:: Given data ::
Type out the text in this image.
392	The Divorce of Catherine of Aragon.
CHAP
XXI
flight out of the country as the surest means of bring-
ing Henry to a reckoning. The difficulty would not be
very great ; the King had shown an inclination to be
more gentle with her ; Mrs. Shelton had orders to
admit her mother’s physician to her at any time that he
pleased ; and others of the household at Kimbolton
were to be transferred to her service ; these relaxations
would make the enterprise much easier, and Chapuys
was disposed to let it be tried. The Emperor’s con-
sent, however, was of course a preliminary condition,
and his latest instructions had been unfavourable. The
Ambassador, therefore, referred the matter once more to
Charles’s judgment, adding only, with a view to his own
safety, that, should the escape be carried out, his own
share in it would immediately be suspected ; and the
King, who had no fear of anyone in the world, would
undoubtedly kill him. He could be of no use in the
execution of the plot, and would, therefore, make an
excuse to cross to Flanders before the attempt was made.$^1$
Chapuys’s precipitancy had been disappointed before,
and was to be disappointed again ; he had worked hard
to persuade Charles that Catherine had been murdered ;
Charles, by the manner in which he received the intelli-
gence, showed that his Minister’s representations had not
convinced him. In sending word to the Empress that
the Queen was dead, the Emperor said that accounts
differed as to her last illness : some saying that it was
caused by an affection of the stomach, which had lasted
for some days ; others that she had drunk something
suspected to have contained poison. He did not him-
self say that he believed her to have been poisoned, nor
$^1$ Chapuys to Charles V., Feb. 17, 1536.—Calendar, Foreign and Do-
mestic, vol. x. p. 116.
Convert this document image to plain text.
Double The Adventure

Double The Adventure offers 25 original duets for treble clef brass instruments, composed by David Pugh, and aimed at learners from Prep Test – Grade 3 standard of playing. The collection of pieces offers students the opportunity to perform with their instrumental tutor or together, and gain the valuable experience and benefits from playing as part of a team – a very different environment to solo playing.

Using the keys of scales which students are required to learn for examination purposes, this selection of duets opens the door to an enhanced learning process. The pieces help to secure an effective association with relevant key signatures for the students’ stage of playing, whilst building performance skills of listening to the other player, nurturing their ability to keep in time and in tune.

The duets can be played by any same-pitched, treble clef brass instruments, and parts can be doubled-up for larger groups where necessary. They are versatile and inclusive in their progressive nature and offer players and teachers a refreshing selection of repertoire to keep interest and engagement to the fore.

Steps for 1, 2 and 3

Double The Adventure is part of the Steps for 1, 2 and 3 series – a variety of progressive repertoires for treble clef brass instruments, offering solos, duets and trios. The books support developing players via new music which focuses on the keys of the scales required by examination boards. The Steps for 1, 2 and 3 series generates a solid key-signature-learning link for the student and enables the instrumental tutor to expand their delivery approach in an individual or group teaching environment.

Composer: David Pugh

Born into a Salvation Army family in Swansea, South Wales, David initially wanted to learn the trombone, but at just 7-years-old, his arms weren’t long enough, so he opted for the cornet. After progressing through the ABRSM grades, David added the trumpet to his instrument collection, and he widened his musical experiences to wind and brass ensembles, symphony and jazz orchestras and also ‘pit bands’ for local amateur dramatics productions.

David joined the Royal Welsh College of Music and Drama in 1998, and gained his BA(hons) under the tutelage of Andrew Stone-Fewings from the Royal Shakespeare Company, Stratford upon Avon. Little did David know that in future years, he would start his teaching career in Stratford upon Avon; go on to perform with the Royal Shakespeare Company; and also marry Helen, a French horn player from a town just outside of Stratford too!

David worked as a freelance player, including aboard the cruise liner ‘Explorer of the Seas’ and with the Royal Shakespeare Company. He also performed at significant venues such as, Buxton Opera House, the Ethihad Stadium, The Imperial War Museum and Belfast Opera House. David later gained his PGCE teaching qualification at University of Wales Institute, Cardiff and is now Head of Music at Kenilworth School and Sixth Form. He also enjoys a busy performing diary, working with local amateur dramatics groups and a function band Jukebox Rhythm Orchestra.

:: Given problem ::
Read the lines above. Gather those in which the string "image" is found.

:: Correct response ::
Type out the text in this image.
Convert this document image to plain text.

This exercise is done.